> [Exercise data]
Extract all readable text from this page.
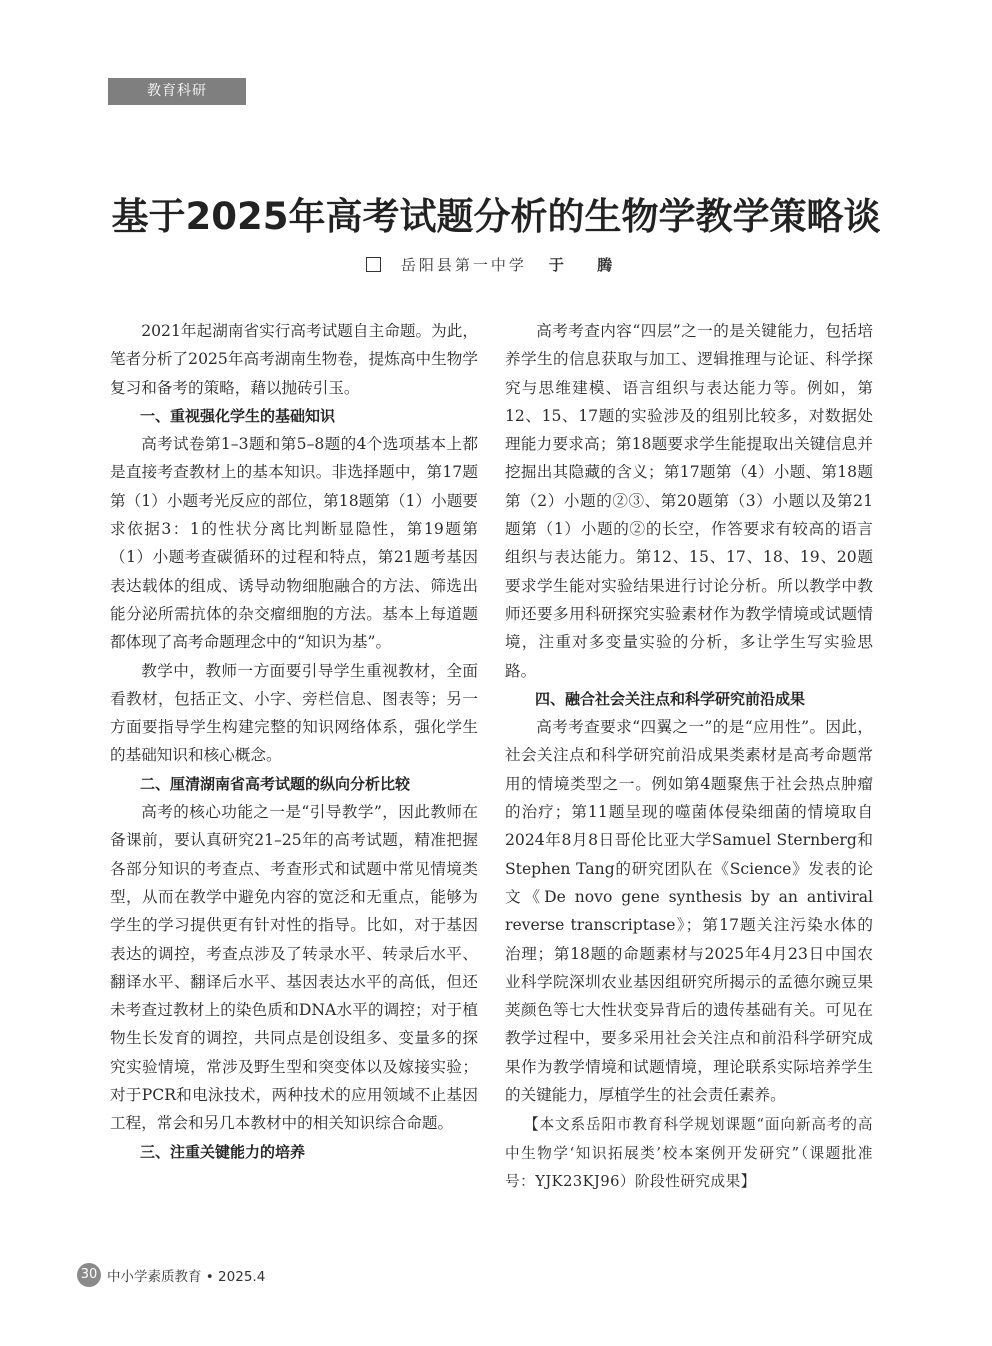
教育科研
基于2025年高考试题分析的生物学教学策略谈
岳阳县第一中学 于 腾

2021年起湖南省实行高考试题自主命题。为此，笔者分析了2025年高考湖南生物卷，提炼高中生物学复习和备考的策略，藉以抛砖引玉。

一、重视强化学生的基础知识

高考试卷第1–3题和第5–8题的4个选项基本上都是直接考查教材上的基本知识。非选择题中，第17题第（1）小题考光反应的部位，第18题第（1）小题要求依据3：1的性状分离比判断显隐性，第19题第（1）小题考查碳循环的过程和特点，第21题考基因表达载体的组成、诱导动物细胞融合的方法、筛选出能分泌所需抗体的杂交瘤细胞的方法。基本上每道题都体现了高考命题理念中的“知识为基”。

教学中，教师一方面要引导学生重视教材，全面看教材，包括正文、小字、旁栏信息、图表等；另一方面要指导学生构建完整的知识网络体系，强化学生的基础知识和核心概念。

二、厘清湖南省高考试题的纵向分析比较

高考的核心功能之一是“引导教学”，因此教师在备课前，要认真研究21–25年的高考试题，精准把握各部分知识的考查点、考查形式和试题中常见情境类型，从而在教学中避免内容的宽泛和无重点，能够为学生的学习提供更有针对性的指导。比如，对于基因表达的调控，考查点涉及了转录水平、转录后水平、翻译水平、翻译后水平、基因表达水平的高低，但还未考查过教材上的染色质和DNA水平的调控；对于植物生长发育的调控，共同点是创设组多、变量多的探究实验情境，常涉及野生型和突变体以及嫁接实验；对于PCR和电泳技术，两种技术的应用领域不止基因工程，常会和另几本教材中的相关知识综合命题。

三、注重关键能力的培养

高考考查内容“四层”之一的是关键能力，包括培养学生的信息获取与加工、逻辑推理与论证、科学探究与思维建模、语言组织与表达能力等。例如，第12、15、17题的实验涉及的组别比较多，对数据处理能力要求高；第18题要求学生能提取出关键信息并挖掘出其隐藏的含义；第17题第（4）小题、第18题第（2）小题的②③、第20题第（3）小题以及第21题第（1）小题的②的长空，作答要求有较高的语言组织与表达能力。第12、15、17、18、19、20题要求学生能对实验结果进行讨论分析。所以教学中教师还要多用科研探究实验素材作为教学情境或试题情境，注重对多变量实验的分析，多让学生写实验思路。

四、融合社会关注点和科学研究前沿成果

高考考查要求“四翼之一”的是“应用性”。因此，社会关注点和科学研究前沿成果类素材是高考命题常用的情境类型之一。例如第4题聚焦于社会热点肿瘤的治疗；第11题呈现的噬菌体侵染细菌的情境取自2024年8月8日哥伦比亚大学Samuel Sternberg和Stephen Tang的研究团队在《Science》发表的论文《De novo gene synthesis by an antiviral reverse transcriptase》；第17题关注污染水体的治理；第18题的命题素材与2025年4月23日中国农业科学院深圳农业基因组研究所揭示的孟德尔豌豆果荚颜色等七大性状变异背后的遗传基础有关。可见在教学过程中，要多采用社会关注点和前沿科学研究成果作为教学情境和试题情境，理论联系实际培养学生的关键能力，厚植学生的社会责任素养。

【本文系岳阳市教育科学规划课题“面向新高考的高中生物学‘知识拓展类’校本案例开发研究”（课题批准号：YJK23KJ96）阶段性研究成果】

30 中小学素质教育 • 2025.4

> [Task] All entries above are to be reproduced exactly, with no pictures.

> [Solution to the problem]
Extract all readable text from this page.
教育科研
基于2025年高考试题分析的生物学教学策略谈
岳阳县第一中学 于 腾

2021年起湖南省实行高考试题自主命题。为此，笔者分析了2025年高考湖南生物卷，提炼高中生物学复习和备考的策略，藉以抛砖引玉。

一、重视强化学生的基础知识

高考试卷第1–3题和第5–8题的4个选项基本上都是直接考查教材上的基本知识。非选择题中，第17题第（1）小题考光反应的部位，第18题第（1）小题要求依据3：1的性状分离比判断显隐性，第19题第（1）小题考查碳循环的过程和特点，第21题考基因表达载体的组成、诱导动物细胞融合的方法、筛选出能分泌所需抗体的杂交瘤细胞的方法。基本上每道题都体现了高考命题理念中的“知识为基”。

教学中，教师一方面要引导学生重视教材，全面看教材，包括正文、小字、旁栏信息、图表等；另一方面要指导学生构建完整的知识网络体系，强化学生的基础知识和核心概念。

二、厘清湖南省高考试题的纵向分析比较

高考的核心功能之一是“引导教学”，因此教师在备课前，要认真研究21–25年的高考试题，精准把握各部分知识的考查点、考查形式和试题中常见情境类型，从而在教学中避免内容的宽泛和无重点，能够为学生的学习提供更有针对性的指导。比如，对于基因表达的调控，考查点涉及了转录水平、转录后水平、翻译水平、翻译后水平、基因表达水平的高低，但还未考查过教材上的染色质和DNA水平的调控；对于植物生长发育的调控，共同点是创设组多、变量多的探究实验情境，常涉及野生型和突变体以及嫁接实验；对于PCR和电泳技术，两种技术的应用领域不止基因工程，常会和另几本教材中的相关知识综合命题。

三、注重关键能力的培养

高考考查内容“四层”之一的是关键能力，包括培养学生的信息获取与加工、逻辑推理与论证、科学探究与思维建模、语言组织与表达能力等。例如，第12、15、17题的实验涉及的组别比较多，对数据处理能力要求高；第18题要求学生能提取出关键信息并挖掘出其隐藏的含义；第17题第（4）小题、第18题第（2）小题的②③、第20题第（3）小题以及第21题第（1）小题的②的长空，作答要求有较高的语言组织与表达能力。第12、15、17、18、19、20题要求学生能对实验结果进行讨论分析。所以教学中教师还要多用科研探究实验素材作为教学情境或试题情境，注重对多变量实验的分析，多让学生写实验思路。

四、融合社会关注点和科学研究前沿成果

高考考查要求“四翼之一”的是“应用性”。因此，社会关注点和科学研究前沿成果类素材是高考命题常用的情境类型之一。例如第4题聚焦于社会热点肿瘤的治疗；第11题呈现的噬菌体侵染细菌的情境取自2024年8月8日哥伦比亚大学Samuel Sternberg和Stephen Tang的研究团队在《Science》发表的论文《De novo gene synthesis by an antiviral reverse transcriptase》；第17题关注污染水体的治理；第18题的命题素材与2025年4月23日中国农业科学院深圳农业基因组研究所揭示的孟德尔豌豆果荚颜色等七大性状变异背后的遗传基础有关。可见在教学过程中，要多采用社会关注点和前沿科学研究成果作为教学情境和试题情境，理论联系实际培养学生的关键能力，厚植学生的社会责任素养。

【本文系岳阳市教育科学规划课题“面向新高考的高中生物学‘知识拓展类’校本案例开发研究”（课题批准号：YJK23KJ96）阶段性研究成果】

30 中小学素质教育 • 2025.4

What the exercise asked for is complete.